Pull every line from the records below and reproduce each one unchanged.

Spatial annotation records
==============================

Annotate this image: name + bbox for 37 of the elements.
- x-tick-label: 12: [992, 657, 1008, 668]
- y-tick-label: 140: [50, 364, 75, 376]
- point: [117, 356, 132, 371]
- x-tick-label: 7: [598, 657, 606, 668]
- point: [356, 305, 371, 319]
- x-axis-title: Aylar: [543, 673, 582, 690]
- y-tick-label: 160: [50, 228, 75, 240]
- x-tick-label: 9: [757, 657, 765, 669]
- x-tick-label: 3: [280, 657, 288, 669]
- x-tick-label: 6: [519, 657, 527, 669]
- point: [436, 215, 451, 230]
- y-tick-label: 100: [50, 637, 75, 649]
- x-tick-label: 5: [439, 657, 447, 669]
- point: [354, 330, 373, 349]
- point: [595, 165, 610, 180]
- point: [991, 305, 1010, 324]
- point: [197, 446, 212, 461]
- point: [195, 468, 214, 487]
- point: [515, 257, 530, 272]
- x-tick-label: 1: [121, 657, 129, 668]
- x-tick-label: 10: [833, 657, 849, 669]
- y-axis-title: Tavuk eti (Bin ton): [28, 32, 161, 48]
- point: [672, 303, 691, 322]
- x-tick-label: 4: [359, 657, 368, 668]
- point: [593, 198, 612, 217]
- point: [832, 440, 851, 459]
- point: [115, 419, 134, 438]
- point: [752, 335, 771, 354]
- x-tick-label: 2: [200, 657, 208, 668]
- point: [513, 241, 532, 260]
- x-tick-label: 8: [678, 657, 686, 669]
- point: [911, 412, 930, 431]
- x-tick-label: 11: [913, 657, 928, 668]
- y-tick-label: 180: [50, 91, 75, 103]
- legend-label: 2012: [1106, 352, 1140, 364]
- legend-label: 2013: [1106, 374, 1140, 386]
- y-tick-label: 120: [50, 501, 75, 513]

==============================

▶ _SOLUTION BELOW_:
Annotate this image: name + bbox for 37 of the elements.
- x-tick-label: 12: [992, 657, 1008, 668]
- y-tick-label: 140: [50, 364, 75, 376]
- point: [117, 356, 132, 371]
- x-tick-label: 7: [598, 657, 606, 668]
- point: [356, 305, 371, 319]
- x-axis-title: Aylar: [543, 673, 582, 690]
- y-tick-label: 160: [50, 228, 75, 240]
- x-tick-label: 9: [757, 657, 765, 669]
- x-tick-label: 3: [280, 657, 288, 669]
- x-tick-label: 6: [519, 657, 527, 669]
- point: [436, 215, 451, 230]
- y-tick-label: 100: [50, 637, 75, 649]
- x-tick-label: 5: [439, 657, 447, 669]
- point: [354, 330, 373, 349]
- point: [595, 165, 610, 180]
- point: [991, 305, 1010, 324]
- point: [197, 446, 212, 461]
- point: [195, 468, 214, 487]
- point: [515, 257, 530, 272]
- x-tick-label: 1: [121, 657, 129, 668]
- x-tick-label: 10: [833, 657, 849, 669]
- y-axis-title: Tavuk eti (Bin ton): [28, 32, 161, 48]
- point: [672, 303, 691, 322]
- x-tick-label: 4: [359, 657, 368, 668]
- point: [593, 198, 612, 217]
- point: [832, 440, 851, 459]
- point: [115, 419, 134, 438]
- point: [752, 335, 771, 354]
- x-tick-label: 2: [200, 657, 208, 668]
- point: [513, 241, 532, 260]
- x-tick-label: 8: [678, 657, 686, 669]
- point: [911, 412, 930, 431]
- x-tick-label: 11: [913, 657, 928, 668]
- y-tick-label: 180: [50, 91, 75, 103]
- legend-label: 2012: [1106, 352, 1140, 364]
- legend-label: 2013: [1106, 374, 1140, 386]
- y-tick-label: 120: [50, 501, 75, 513]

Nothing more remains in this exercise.